■ Work instructions ■
Reproduce every one of the lines below, character for character, with nothing changed.

Lines of data
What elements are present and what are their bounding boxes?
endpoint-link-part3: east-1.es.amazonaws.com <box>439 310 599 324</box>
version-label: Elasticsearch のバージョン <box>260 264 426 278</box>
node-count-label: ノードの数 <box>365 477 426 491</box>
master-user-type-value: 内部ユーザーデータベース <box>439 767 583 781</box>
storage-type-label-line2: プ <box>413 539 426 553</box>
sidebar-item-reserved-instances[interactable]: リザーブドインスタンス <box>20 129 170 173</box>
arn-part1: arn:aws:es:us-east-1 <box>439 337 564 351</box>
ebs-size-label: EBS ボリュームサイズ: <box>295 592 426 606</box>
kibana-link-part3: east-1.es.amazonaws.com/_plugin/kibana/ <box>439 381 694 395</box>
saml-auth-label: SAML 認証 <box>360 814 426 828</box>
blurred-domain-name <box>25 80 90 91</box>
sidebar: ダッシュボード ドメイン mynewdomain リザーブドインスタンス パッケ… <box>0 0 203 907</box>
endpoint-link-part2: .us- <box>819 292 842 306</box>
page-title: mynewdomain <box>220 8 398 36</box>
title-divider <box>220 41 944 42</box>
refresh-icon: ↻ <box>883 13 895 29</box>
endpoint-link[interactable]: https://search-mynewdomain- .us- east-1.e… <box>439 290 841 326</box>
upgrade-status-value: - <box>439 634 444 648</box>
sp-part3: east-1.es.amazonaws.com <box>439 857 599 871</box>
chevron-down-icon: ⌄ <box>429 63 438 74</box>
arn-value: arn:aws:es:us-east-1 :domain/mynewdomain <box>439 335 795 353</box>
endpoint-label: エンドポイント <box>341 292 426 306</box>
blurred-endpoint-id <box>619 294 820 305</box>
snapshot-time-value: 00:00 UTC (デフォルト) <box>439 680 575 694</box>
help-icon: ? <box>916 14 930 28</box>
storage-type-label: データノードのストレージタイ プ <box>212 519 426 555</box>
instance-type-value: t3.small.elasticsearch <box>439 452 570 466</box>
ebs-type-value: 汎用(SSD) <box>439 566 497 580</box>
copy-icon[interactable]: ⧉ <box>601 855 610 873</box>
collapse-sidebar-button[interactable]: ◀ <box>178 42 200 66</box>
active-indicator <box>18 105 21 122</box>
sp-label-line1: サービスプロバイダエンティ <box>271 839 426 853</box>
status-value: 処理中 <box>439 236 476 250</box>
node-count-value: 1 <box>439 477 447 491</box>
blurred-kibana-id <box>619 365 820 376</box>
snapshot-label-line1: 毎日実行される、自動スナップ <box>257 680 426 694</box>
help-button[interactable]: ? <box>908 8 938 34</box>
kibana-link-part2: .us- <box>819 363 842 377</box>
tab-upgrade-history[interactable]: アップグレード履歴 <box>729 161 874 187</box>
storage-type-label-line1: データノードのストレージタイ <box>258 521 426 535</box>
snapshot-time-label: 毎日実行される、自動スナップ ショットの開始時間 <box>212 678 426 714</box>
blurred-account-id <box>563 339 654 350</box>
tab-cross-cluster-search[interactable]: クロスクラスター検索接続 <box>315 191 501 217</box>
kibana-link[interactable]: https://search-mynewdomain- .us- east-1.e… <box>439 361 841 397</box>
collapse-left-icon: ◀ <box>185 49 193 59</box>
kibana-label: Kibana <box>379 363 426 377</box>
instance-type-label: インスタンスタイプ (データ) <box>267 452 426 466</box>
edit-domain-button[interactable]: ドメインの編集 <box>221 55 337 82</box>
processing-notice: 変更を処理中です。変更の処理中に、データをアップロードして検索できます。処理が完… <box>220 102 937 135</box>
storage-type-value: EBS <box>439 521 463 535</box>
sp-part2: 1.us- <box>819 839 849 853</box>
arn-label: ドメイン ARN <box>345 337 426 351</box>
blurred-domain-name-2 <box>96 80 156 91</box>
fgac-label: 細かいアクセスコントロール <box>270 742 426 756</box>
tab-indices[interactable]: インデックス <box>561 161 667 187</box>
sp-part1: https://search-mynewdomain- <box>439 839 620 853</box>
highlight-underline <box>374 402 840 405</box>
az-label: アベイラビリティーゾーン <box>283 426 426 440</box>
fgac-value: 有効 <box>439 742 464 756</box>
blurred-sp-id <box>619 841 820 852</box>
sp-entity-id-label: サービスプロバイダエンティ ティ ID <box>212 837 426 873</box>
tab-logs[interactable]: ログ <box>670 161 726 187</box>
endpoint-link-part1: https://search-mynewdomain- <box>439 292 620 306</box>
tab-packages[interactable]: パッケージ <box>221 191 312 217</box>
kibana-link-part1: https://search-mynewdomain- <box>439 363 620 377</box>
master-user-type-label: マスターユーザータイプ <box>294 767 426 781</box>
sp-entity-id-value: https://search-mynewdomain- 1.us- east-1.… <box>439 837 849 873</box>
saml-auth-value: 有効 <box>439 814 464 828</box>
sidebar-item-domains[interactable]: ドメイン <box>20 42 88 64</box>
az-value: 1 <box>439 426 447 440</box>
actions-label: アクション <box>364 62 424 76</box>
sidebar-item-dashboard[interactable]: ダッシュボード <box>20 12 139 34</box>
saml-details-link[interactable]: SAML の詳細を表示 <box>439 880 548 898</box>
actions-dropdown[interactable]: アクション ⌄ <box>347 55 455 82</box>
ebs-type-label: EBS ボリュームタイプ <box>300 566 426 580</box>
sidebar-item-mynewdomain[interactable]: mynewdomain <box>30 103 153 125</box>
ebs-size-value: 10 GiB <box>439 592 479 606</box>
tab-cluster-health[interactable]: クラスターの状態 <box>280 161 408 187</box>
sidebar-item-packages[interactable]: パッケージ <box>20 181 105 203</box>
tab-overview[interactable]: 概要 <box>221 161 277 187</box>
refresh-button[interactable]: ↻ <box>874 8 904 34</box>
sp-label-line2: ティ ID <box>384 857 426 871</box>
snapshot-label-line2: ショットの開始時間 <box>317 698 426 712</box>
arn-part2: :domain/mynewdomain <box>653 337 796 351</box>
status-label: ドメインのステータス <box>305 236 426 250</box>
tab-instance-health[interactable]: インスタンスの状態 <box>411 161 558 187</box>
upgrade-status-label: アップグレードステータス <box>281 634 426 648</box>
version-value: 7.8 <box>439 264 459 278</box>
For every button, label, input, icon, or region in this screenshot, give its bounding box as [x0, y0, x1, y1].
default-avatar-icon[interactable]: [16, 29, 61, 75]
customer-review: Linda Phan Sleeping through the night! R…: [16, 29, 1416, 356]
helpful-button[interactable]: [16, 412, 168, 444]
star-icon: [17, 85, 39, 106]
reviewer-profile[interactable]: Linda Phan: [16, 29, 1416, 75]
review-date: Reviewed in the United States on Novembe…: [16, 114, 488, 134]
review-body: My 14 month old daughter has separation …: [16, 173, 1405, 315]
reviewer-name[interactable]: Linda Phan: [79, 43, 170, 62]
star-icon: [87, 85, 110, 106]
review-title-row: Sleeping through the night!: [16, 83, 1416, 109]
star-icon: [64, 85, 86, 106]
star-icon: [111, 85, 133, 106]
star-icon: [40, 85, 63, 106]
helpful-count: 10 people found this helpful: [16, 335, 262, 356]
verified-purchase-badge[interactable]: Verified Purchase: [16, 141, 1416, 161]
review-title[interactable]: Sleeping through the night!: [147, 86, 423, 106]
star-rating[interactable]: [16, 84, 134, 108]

■ Exercise response ■
What elements are present and what are their bounding boxes?
endpoint-link-part3: east-1.es.amazonaws.com <box>439 310 599 324</box>
version-label: Elasticsearch のバージョン <box>260 264 426 278</box>
node-count-label: ノードの数 <box>365 477 426 491</box>
master-user-type-value: 内部ユーザーデータベース <box>439 767 583 781</box>
storage-type-label-line2: プ <box>413 539 426 553</box>
sidebar-item-reserved-instances[interactable]: リザーブドインスタンス <box>20 129 170 173</box>
arn-part1: arn:aws:es:us-east-1 <box>439 337 564 351</box>
ebs-size-label: EBS ボリュームサイズ: <box>295 592 426 606</box>
kibana-link-part3: east-1.es.amazonaws.com/_plugin/kibana/ <box>439 381 694 395</box>
saml-auth-label: SAML 認証 <box>360 814 426 828</box>
blurred-domain-name <box>25 80 90 91</box>
sidebar: ダッシュボード ドメイン mynewdomain リザーブドインスタンス パッケ… <box>0 0 203 907</box>
endpoint-link-part2: .us- <box>819 292 842 306</box>
page-title: mynewdomain <box>220 8 398 36</box>
title-divider <box>220 41 944 42</box>
refresh-icon: ↻ <box>883 13 895 29</box>
endpoint-link[interactable]: https://search-mynewdomain- .us- east-1.e… <box>439 290 841 326</box>
upgrade-status-value: - <box>439 634 444 648</box>
sp-part3: east-1.es.amazonaws.com <box>439 857 599 871</box>
chevron-down-icon: ⌄ <box>429 63 438 74</box>
arn-value: arn:aws:es:us-east-1 :domain/mynewdomain <box>439 335 795 353</box>
endpoint-label: エンドポイント <box>341 292 426 306</box>
blurred-endpoint-id <box>619 294 820 305</box>
snapshot-time-value: 00:00 UTC (デフォルト) <box>439 680 575 694</box>
help-icon: ? <box>916 14 930 28</box>
storage-type-label: データノードのストレージタイ プ <box>212 519 426 555</box>
instance-type-value: t3.small.elasticsearch <box>439 452 570 466</box>
ebs-type-value: 汎用(SSD) <box>439 566 497 580</box>
copy-icon[interactable]: ⧉ <box>601 855 610 873</box>
collapse-sidebar-button[interactable]: ◀ <box>178 42 200 66</box>
active-indicator <box>18 105 21 122</box>
sp-label-line1: サービスプロバイダエンティ <box>271 839 426 853</box>
status-value: 処理中 <box>439 236 476 250</box>
node-count-value: 1 <box>439 477 447 491</box>
blurred-kibana-id <box>619 365 820 376</box>
snapshot-label-line1: 毎日実行される、自動スナップ <box>257 680 426 694</box>
help-button[interactable]: ? <box>908 8 938 34</box>
kibana-link-part2: .us- <box>819 363 842 377</box>
tab-upgrade-history[interactable]: アップグレード履歴 <box>729 161 874 187</box>
storage-type-label-line1: データノードのストレージタイ <box>258 521 426 535</box>
snapshot-time-label: 毎日実行される、自動スナップ ショットの開始時間 <box>212 678 426 714</box>
blurred-account-id <box>563 339 654 350</box>
tab-cross-cluster-search[interactable]: クロスクラスター検索接続 <box>315 191 501 217</box>
kibana-link[interactable]: https://search-mynewdomain- .us- east-1.e… <box>439 361 841 397</box>
collapse-left-icon: ◀ <box>185 49 193 59</box>
kibana-label: Kibana <box>379 363 426 377</box>
instance-type-label: インスタンスタイプ (データ) <box>267 452 426 466</box>
edit-domain-button[interactable]: ドメインの編集 <box>221 55 337 82</box>
processing-notice: 変更を処理中です。変更の処理中に、データをアップロードして検索できます。処理が完… <box>220 102 937 135</box>
storage-type-value: EBS <box>439 521 463 535</box>
sp-part2: 1.us- <box>819 839 849 853</box>
arn-label: ドメイン ARN <box>345 337 426 351</box>
blurred-domain-name-2 <box>96 80 156 91</box>
fgac-label: 細かいアクセスコントロール <box>270 742 426 756</box>
tab-indices[interactable]: インデックス <box>561 161 667 187</box>
sp-part1: https://search-mynewdomain- <box>439 839 620 853</box>
highlight-underline <box>374 402 840 405</box>
az-label: アベイラビリティーゾーン <box>283 426 426 440</box>
fgac-value: 有効 <box>439 742 464 756</box>
blurred-sp-id <box>619 841 820 852</box>
sp-entity-id-label: サービスプロバイダエンティ ティ ID <box>212 837 426 873</box>
tab-logs[interactable]: ログ <box>670 161 726 187</box>
endpoint-link-part1: https://search-mynewdomain- <box>439 292 620 306</box>
tab-packages[interactable]: パッケージ <box>221 191 312 217</box>
kibana-link-part1: https://search-mynewdomain- <box>439 363 620 377</box>
master-user-type-label: マスターユーザータイプ <box>294 767 426 781</box>
sp-entity-id-value: https://search-mynewdomain- 1.us- east-1.… <box>439 837 849 873</box>
saml-auth-value: 有効 <box>439 814 464 828</box>
sidebar-item-domains[interactable]: ドメイン <box>20 42 88 64</box>
az-value: 1 <box>439 426 447 440</box>
actions-label: アクション <box>364 62 424 76</box>
sidebar-item-dashboard[interactable]: ダッシュボード <box>20 12 139 34</box>
saml-details-link[interactable]: SAML の詳細を表示 <box>439 880 548 898</box>
actions-dropdown[interactable]: アクション ⌄ <box>347 55 455 82</box>
ebs-type-label: EBS ボリュームタイプ <box>300 566 426 580</box>
sidebar-item-mynewdomain[interactable]: mynewdomain <box>30 103 153 125</box>
ebs-size-value: 10 GiB <box>439 592 479 606</box>
tab-cluster-health[interactable]: クラスターの状態 <box>280 161 408 187</box>
sidebar-item-packages[interactable]: パッケージ <box>20 181 105 203</box>
tab-overview[interactable]: 概要 <box>221 161 277 187</box>
refresh-button[interactable]: ↻ <box>874 8 904 34</box>
sp-label-line2: ティ ID <box>384 857 426 871</box>
snapshot-label-line2: ショットの開始時間 <box>317 698 426 712</box>
arn-part2: :domain/mynewdomain <box>653 337 796 351</box>
status-label: ドメインのステータス <box>305 236 426 250</box>
tab-instance-health[interactable]: インスタンスの状態 <box>411 161 558 187</box>
upgrade-status-label: アップグレードステータス <box>281 634 426 648</box>
version-value: 7.8 <box>439 264 459 278</box>
For every button, label, input, icon, or region in this screenshot, give its bounding box as [x0, y0, x1, y1].
default-avatar-icon[interactable]: [16, 29, 61, 75]
customer-review: Linda Phan Sleeping through the night! R…: [16, 29, 1416, 356]
helpful-button[interactable]: [16, 412, 168, 444]
star-icon: [17, 85, 39, 106]
reviewer-profile[interactable]: Linda Phan: [16, 29, 1416, 75]
review-date: Reviewed in the United States on Novembe…: [16, 114, 488, 134]
review-body: My 14 month old daughter has separation …: [16, 173, 1405, 315]
reviewer-name[interactable]: Linda Phan: [79, 43, 170, 62]
star-icon: [87, 85, 110, 106]
review-title-row: Sleeping through the night!: [16, 83, 1416, 109]
star-icon: [64, 85, 86, 106]
star-icon: [111, 85, 133, 106]
star-icon: [40, 85, 63, 106]
helpful-count: 10 people found this helpful: [16, 335, 262, 356]
verified-purchase-badge[interactable]: Verified Purchase: [16, 141, 1416, 161]
review-title[interactable]: Sleeping through the night!: [147, 86, 423, 106]
star-rating[interactable]: [16, 84, 134, 108]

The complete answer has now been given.